• **Task description**: Your task is to locate every line holding the string "label" and to copy each of them.

(Records)
※ ※ ※
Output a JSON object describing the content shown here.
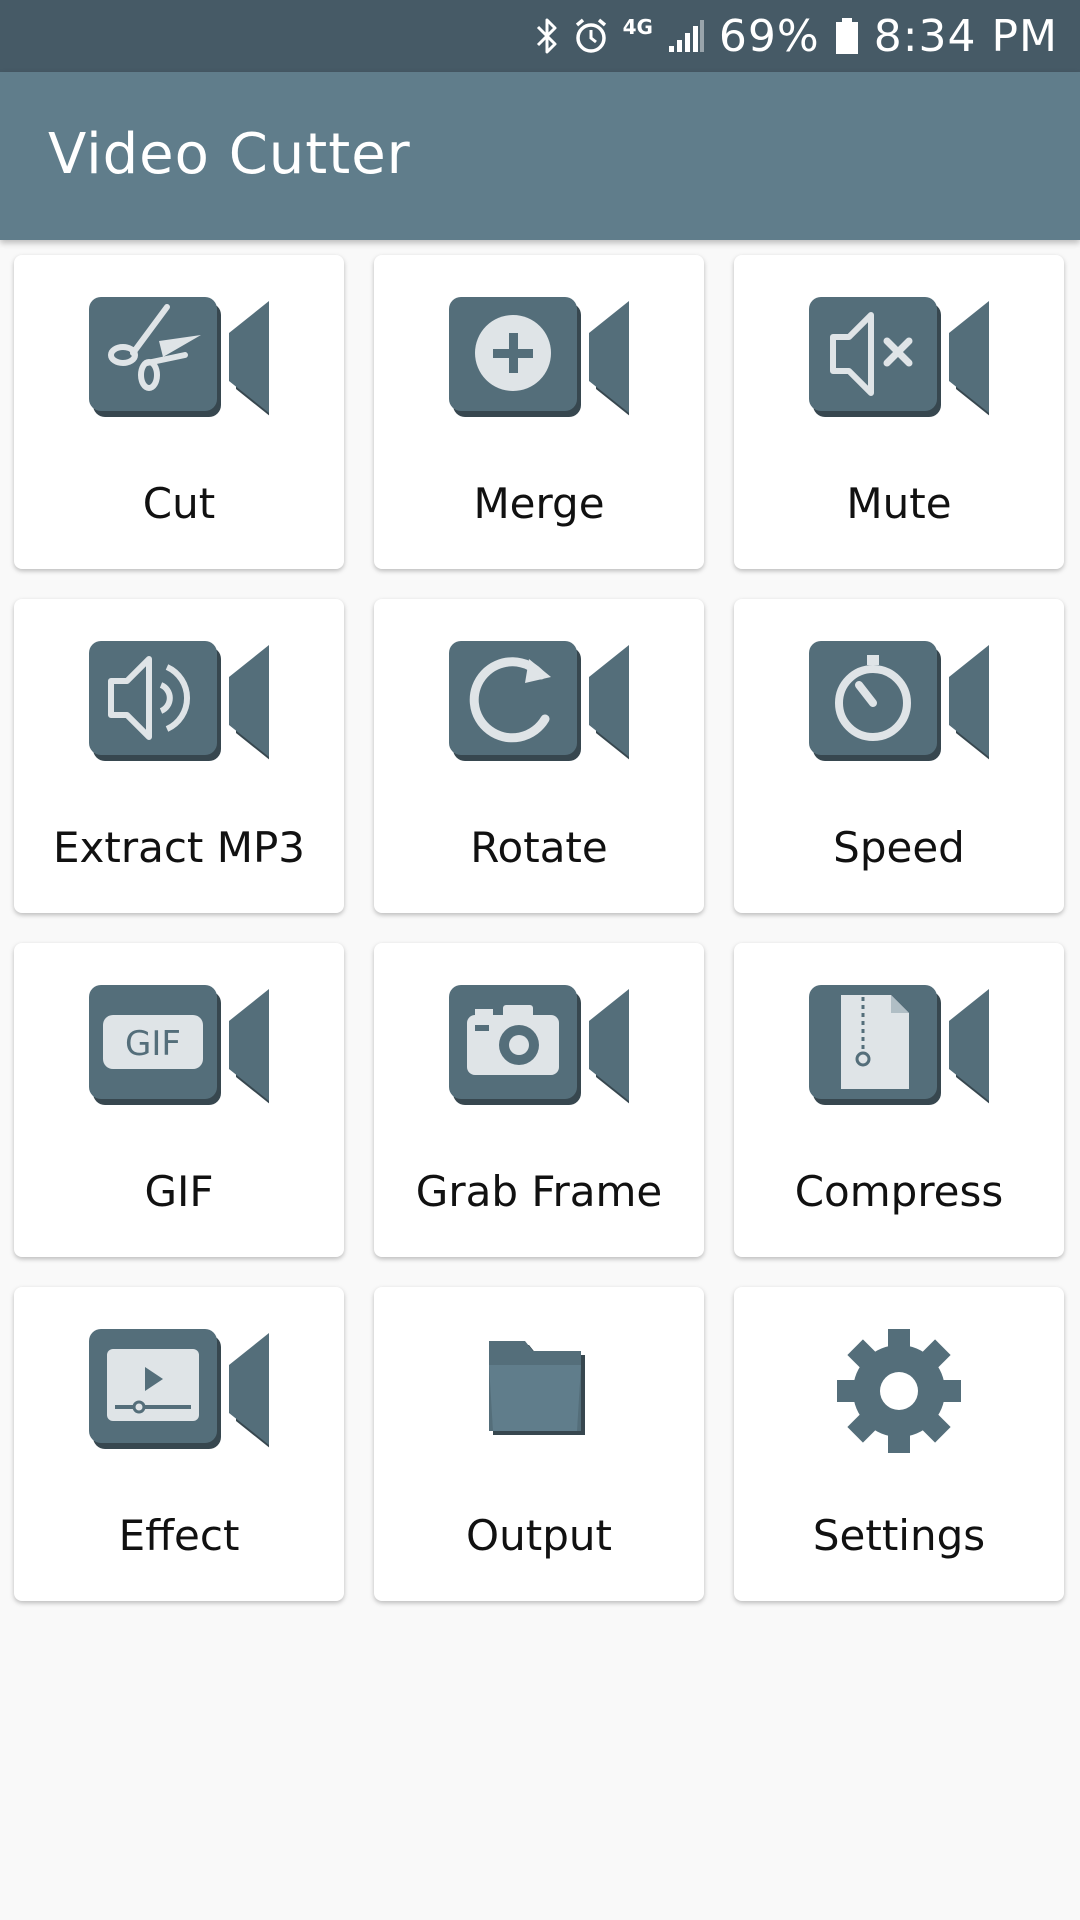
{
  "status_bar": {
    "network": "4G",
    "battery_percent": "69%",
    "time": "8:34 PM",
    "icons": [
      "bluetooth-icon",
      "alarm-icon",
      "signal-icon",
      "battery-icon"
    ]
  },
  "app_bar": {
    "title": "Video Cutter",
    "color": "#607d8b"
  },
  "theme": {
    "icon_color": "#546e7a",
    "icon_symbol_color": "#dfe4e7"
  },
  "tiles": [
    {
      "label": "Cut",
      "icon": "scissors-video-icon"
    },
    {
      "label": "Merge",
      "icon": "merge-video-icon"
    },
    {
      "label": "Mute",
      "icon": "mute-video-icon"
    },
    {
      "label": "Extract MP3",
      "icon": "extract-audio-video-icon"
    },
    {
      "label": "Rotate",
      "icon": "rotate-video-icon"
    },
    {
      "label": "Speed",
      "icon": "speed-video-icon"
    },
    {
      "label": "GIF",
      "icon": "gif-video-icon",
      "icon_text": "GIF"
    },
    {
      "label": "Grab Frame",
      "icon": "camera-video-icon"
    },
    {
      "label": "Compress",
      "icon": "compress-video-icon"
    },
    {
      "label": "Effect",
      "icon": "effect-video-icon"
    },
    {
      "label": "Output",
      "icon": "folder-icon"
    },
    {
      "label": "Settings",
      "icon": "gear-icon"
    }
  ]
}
※ ※ ※
• **In response**:
      "label": "Cut",
      "label": "Merge",
      "label": "Mute",
      "label": "Extract MP3",
      "label": "Rotate",
      "label": "Speed",
      "label": "GIF",
      "label": "Grab Frame",
      "label": "Compress",
      "label": "Effect",
      "label": "Output",
      "label": "Settings",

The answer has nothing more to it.